-- start DATA PROVIDED --

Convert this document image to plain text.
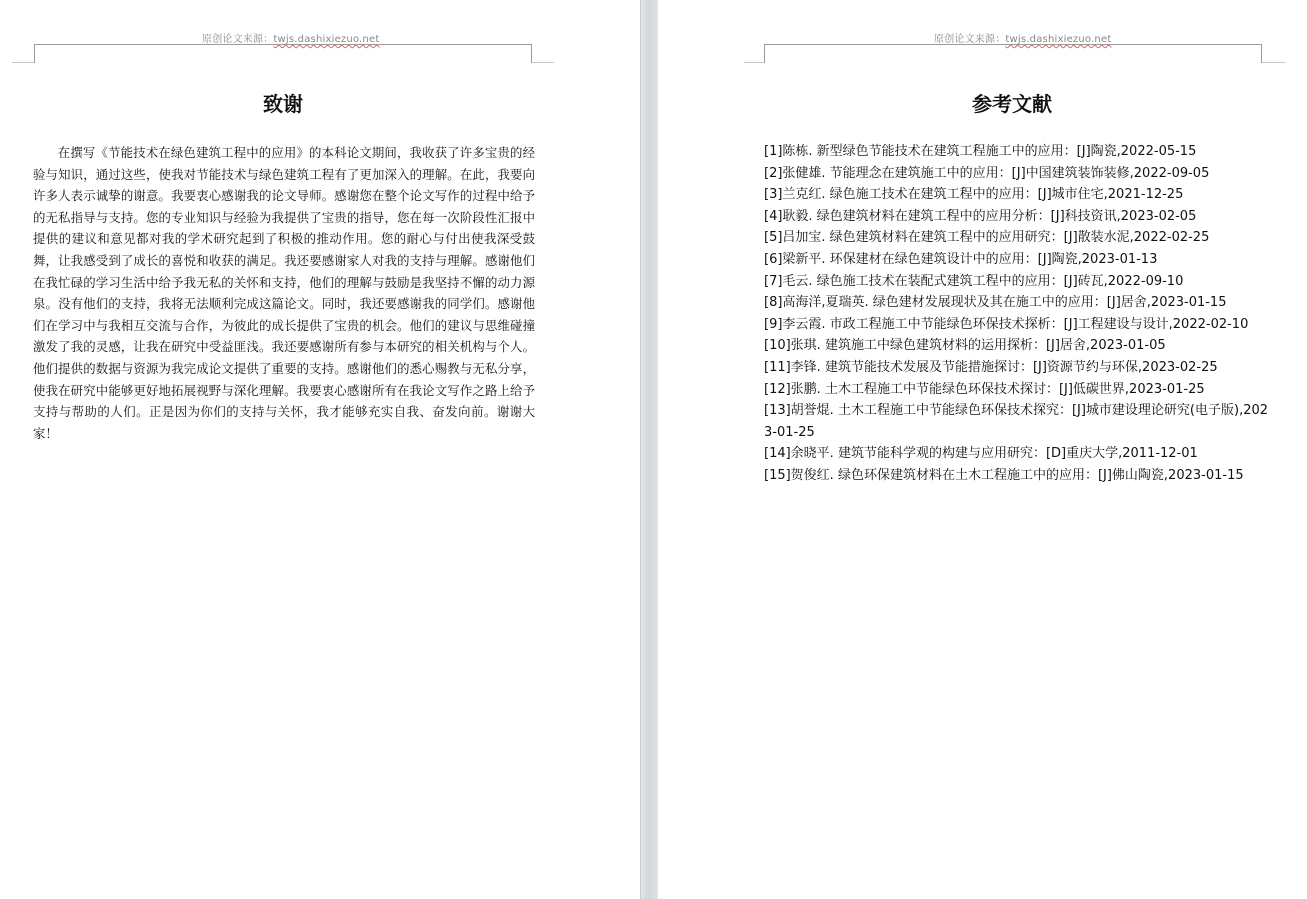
原创论文来源：twjs.dashixiezuo.net
致谢
在撰写《节能技术在绿色建筑工程中的应用》的本科论文期间，我收获了许多宝贵的经验与知识，通过这些，使我对节能技术与绿色建筑工程有了更加深入的理解。在此，我要向许多人表示诚挚的谢意。我要衷心感谢我的论文导师。感谢您在整个论文写作的过程中给予的无私指导与支持。您的专业知识与经验为我提供了宝贵的指导，您在每一次阶段性汇报中提供的建议和意见都对我的学术研究起到了积极的推动作用。您的耐心与付出使我深受鼓舞，让我感受到了成长的喜悦和收获的满足。我还要感谢家人对我的支持与理解。感谢他们在我忙碌的学习生活中给予我无私的关怀和支持，他们的理解与鼓励是我坚持不懈的动力源泉。没有他们的支持，我将无法顺利完成这篇论文。同时，我还要感谢我的同学们。感谢他们在学习中与我相互交流与合作，为彼此的成长提供了宝贵的机会。他们的建议与思维碰撞激发了我的灵感，让我在研究中受益匪浅。我还要感谢所有参与本研究的相关机构与个人。他们提供的数据与资源为我完成论文提供了重要的支持。感谢他们的悉心赐教与无私分享，使我在研究中能够更好地拓展视野与深化理解。我要衷心感谢所有在我论文写作之路上给予支持与帮助的人们。正是因为你们的支持与关怀，我才能够充实自我、奋发向前。谢谢大家！
原创论文来源：twjs.dashixiezuo.net
参考文献
[1]陈栋. 新型绿色节能技术在建筑工程施工中的应用：[J]陶瓷,2022-05-15
[2]张健雄. 节能理念在建筑施工中的应用：[J]中国建筑装饰装修,2022-09-05
[3]兰克红. 绿色施工技术在建筑工程中的应用：[J]城市住宅,2021-12-25
[4]耿毅. 绿色建筑材料在建筑工程中的应用分析：[J]科技资讯,2023-02-05
[5]吕加宝. 绿色建筑材料在建筑工程中的应用研究：[J]散装水泥,2022-02-25
[6]梁新平. 环保建材在绿色建筑设计中的应用：[J]陶瓷,2023-01-13
[7]毛云. 绿色施工技术在装配式建筑工程中的应用：[J]砖瓦,2022-09-10
[8]高海洋,夏瑞英. 绿色建材发展现状及其在施工中的应用：[J]居舍,2023-01-15
[9]李云霞. 市政工程施工中节能绿色环保技术探析：[J]工程建设与设计,2022-02-10
[10]张琪. 建筑施工中绿色建筑材料的运用探析：[J]居舍,2023-01-05
[11]李锋. 建筑节能技术发展及节能措施探讨：[J]资源节约与环保,2023-02-25
[12]张鹏. 土木工程施工中节能绿色环保技术探讨：[J]低碳世界,2023-01-25
[13]胡誉焜. 土木工程施工中节能绿色环保技术探究：[J]城市建设理论研究(电子版),2023-01-25
[14]余晓平. 建筑节能科学观的构建与应用研究：[D]重庆大学,2011-12-01
[15]贺俊红. 绿色环保建筑材料在土木工程施工中的应用：[J]佛山陶瓷,2023-01-15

-- end DATA PROVIDED --

▶ _EXERCISE REQUIREMENTS_:
Transcribe the material exactly, and leave out whatever pictures it holds.

▶ _ANSWER TO THE PROBLEM_:
Convert this document image to plain text.
原创论文来源：twjs.dashixiezuo.net
致谢
在撰写《节能技术在绿色建筑工程中的应用》的本科论文期间，我收获了许多宝贵的经验与知识，通过这些，使我对节能技术与绿色建筑工程有了更加深入的理解。在此，我要向许多人表示诚挚的谢意。我要衷心感谢我的论文导师。感谢您在整个论文写作的过程中给予的无私指导与支持。您的专业知识与经验为我提供了宝贵的指导，您在每一次阶段性汇报中提供的建议和意见都对我的学术研究起到了积极的推动作用。您的耐心与付出使我深受鼓舞，让我感受到了成长的喜悦和收获的满足。我还要感谢家人对我的支持与理解。感谢他们在我忙碌的学习生活中给予我无私的关怀和支持，他们的理解与鼓励是我坚持不懈的动力源泉。没有他们的支持，我将无法顺利完成这篇论文。同时，我还要感谢我的同学们。感谢他们在学习中与我相互交流与合作，为彼此的成长提供了宝贵的机会。他们的建议与思维碰撞激发了我的灵感，让我在研究中受益匪浅。我还要感谢所有参与本研究的相关机构与个人。他们提供的数据与资源为我完成论文提供了重要的支持。感谢他们的悉心赐教与无私分享，使我在研究中能够更好地拓展视野与深化理解。我要衷心感谢所有在我论文写作之路上给予支持与帮助的人们。正是因为你们的支持与关怀，我才能够充实自我、奋发向前。谢谢大家！
原创论文来源：twjs.dashixiezuo.net
参考文献
[1]陈栋. 新型绿色节能技术在建筑工程施工中的应用：[J]陶瓷,2022-05-15
[2]张健雄. 节能理念在建筑施工中的应用：[J]中国建筑装饰装修,2022-09-05
[3]兰克红. 绿色施工技术在建筑工程中的应用：[J]城市住宅,2021-12-25
[4]耿毅. 绿色建筑材料在建筑工程中的应用分析：[J]科技资讯,2023-02-05
[5]吕加宝. 绿色建筑材料在建筑工程中的应用研究：[J]散装水泥,2022-02-25
[6]梁新平. 环保建材在绿色建筑设计中的应用：[J]陶瓷,2023-01-13
[7]毛云. 绿色施工技术在装配式建筑工程中的应用：[J]砖瓦,2022-09-10
[8]高海洋,夏瑞英. 绿色建材发展现状及其在施工中的应用：[J]居舍,2023-01-15
[9]李云霞. 市政工程施工中节能绿色环保技术探析：[J]工程建设与设计,2022-02-10
[10]张琪. 建筑施工中绿色建筑材料的运用探析：[J]居舍,2023-01-05
[11]李锋. 建筑节能技术发展及节能措施探讨：[J]资源节约与环保,2023-02-25
[12]张鹏. 土木工程施工中节能绿色环保技术探讨：[J]低碳世界,2023-01-25
[13]胡誉焜. 土木工程施工中节能绿色环保技术探究：[J]城市建设理论研究(电子版),2023-01-25
[14]余晓平. 建筑节能科学观的构建与应用研究：[D]重庆大学,2011-12-01
[15]贺俊红. 绿色环保建筑材料在土木工程施工中的应用：[J]佛山陶瓷,2023-01-15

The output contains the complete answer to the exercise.